● **SET PROBLEM**:
Read the listing below and copy out every line that holds "разбивки".

● **DATA IN THIS EXERCISE**:
■ ■ ■ ■ ■ ■ ■

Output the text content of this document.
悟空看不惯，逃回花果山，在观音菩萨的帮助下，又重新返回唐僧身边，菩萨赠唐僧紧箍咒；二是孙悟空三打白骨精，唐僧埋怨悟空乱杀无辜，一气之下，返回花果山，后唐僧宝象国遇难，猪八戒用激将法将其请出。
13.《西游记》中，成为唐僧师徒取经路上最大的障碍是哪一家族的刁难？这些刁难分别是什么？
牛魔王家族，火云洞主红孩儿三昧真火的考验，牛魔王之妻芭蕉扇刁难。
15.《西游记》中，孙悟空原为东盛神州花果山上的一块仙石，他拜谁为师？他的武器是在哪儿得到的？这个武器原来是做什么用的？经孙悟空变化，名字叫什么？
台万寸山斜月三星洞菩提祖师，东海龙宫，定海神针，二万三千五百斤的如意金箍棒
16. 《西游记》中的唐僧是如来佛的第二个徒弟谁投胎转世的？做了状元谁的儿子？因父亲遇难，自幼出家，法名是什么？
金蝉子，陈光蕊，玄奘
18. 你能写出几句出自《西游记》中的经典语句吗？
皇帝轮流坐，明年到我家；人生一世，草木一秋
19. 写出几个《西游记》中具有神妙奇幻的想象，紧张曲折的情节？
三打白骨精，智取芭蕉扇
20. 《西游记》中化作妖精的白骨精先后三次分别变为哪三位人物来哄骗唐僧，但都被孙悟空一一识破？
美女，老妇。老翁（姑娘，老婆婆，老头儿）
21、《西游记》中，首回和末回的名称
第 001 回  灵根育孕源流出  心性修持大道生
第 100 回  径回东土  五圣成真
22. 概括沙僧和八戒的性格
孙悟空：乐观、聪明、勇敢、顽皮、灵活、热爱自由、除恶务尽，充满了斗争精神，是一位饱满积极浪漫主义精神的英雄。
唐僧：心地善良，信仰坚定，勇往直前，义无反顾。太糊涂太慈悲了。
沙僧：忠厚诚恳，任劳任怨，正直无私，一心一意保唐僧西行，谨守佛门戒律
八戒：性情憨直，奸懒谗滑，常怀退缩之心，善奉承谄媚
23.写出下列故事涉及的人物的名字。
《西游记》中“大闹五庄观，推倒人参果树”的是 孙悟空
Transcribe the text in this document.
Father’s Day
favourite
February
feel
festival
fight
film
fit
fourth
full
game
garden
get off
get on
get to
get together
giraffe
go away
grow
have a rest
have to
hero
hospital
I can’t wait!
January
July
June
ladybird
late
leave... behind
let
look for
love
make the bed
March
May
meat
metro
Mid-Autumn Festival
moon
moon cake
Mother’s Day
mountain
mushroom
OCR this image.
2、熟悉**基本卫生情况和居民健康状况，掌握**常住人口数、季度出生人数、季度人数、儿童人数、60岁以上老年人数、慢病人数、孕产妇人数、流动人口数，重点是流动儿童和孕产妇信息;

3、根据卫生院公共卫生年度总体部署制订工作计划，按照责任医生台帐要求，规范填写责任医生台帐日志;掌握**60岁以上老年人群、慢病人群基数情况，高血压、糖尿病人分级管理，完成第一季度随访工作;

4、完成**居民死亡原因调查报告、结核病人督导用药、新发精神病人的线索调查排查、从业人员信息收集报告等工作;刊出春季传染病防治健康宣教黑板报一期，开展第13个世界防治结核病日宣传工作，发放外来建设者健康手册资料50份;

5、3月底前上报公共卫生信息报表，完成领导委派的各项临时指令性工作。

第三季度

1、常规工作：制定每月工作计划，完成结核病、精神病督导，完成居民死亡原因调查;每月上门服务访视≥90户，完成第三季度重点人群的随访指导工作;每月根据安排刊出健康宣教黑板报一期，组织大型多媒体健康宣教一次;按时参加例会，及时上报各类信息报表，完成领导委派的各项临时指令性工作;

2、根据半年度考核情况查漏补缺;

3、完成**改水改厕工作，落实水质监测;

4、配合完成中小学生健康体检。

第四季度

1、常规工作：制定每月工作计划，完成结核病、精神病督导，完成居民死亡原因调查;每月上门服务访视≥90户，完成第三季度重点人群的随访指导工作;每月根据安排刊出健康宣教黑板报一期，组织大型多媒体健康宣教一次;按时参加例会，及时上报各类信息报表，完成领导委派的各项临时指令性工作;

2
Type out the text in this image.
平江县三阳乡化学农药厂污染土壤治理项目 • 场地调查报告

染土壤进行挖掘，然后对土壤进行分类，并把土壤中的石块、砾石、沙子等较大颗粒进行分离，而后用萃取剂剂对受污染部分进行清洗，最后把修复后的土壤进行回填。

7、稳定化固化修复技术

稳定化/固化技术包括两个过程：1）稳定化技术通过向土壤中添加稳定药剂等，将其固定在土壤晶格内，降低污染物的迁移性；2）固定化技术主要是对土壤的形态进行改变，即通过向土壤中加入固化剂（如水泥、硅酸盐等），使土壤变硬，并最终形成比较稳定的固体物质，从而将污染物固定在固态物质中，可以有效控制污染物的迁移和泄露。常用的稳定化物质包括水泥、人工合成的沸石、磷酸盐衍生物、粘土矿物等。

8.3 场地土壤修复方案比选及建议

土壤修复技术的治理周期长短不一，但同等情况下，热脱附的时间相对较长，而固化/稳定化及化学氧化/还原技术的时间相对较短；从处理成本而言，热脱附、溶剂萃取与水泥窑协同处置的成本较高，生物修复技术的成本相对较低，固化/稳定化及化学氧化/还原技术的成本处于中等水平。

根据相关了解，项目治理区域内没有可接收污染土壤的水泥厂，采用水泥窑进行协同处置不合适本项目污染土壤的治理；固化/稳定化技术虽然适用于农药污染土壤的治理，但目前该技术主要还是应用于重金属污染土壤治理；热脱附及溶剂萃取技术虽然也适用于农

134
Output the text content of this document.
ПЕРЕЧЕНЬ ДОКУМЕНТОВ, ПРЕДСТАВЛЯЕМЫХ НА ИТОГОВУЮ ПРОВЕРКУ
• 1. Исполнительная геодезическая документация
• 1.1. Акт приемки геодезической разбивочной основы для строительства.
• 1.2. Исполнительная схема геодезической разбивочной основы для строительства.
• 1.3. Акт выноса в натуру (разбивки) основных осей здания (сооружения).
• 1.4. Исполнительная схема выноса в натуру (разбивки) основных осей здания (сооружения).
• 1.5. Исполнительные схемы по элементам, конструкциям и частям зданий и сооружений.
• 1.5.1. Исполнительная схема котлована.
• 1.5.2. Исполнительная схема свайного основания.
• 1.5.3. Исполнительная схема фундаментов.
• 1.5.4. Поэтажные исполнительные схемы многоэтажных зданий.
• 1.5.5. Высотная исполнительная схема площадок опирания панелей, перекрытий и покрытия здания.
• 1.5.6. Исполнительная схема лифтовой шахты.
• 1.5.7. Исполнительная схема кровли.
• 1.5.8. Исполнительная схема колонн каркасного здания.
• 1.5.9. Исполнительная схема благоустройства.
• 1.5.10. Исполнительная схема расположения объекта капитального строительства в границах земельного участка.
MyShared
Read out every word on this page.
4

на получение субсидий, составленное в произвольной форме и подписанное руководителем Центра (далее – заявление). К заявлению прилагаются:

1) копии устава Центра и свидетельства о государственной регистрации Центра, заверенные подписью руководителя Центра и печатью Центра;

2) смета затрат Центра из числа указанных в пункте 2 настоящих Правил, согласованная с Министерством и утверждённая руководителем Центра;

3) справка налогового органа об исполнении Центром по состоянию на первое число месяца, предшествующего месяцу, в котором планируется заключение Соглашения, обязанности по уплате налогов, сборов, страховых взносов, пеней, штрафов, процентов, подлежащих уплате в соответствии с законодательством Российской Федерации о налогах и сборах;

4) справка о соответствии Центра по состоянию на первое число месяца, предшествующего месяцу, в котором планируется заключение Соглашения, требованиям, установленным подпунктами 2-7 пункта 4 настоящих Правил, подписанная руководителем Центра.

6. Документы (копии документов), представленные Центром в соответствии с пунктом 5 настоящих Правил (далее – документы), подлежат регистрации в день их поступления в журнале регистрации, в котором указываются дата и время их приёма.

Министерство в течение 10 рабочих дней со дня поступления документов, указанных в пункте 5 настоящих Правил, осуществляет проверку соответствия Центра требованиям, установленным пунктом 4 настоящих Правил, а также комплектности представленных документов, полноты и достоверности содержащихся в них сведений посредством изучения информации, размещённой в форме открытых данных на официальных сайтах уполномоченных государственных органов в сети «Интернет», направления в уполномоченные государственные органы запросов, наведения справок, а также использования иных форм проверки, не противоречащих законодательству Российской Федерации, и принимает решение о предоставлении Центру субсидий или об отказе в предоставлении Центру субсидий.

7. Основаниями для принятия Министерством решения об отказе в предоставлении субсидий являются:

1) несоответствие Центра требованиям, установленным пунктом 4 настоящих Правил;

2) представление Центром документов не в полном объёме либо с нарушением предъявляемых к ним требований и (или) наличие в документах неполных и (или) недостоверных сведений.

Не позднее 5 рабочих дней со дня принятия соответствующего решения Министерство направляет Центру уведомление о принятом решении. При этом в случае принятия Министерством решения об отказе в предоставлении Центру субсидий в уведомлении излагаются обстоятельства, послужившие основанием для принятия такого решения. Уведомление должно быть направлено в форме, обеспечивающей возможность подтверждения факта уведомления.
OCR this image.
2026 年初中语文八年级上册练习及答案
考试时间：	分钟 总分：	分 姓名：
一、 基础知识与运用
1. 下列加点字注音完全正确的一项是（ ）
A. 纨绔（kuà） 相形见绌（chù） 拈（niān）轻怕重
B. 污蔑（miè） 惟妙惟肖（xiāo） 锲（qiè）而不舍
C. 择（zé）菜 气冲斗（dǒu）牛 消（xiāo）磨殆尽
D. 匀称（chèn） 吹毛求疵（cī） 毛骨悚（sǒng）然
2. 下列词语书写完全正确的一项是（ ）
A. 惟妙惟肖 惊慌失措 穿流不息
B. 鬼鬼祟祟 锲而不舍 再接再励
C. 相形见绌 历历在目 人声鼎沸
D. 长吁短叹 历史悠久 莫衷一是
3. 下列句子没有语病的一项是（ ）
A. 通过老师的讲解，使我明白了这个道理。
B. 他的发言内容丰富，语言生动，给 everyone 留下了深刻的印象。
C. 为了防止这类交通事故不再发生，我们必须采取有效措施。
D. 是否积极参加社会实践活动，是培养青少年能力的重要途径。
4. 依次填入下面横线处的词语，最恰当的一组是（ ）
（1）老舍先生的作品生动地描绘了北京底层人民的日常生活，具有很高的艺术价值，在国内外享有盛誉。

■ ■ ■ ■ ■ ■ ■

● **TASK SOLUTION**:
• 1.3. Акт выноса в натуру (разбивки) основных осей здания (сооружения).
• 1.4. Исполнительная схема выноса в натуру (разбивки) основных осей здания (сооружения).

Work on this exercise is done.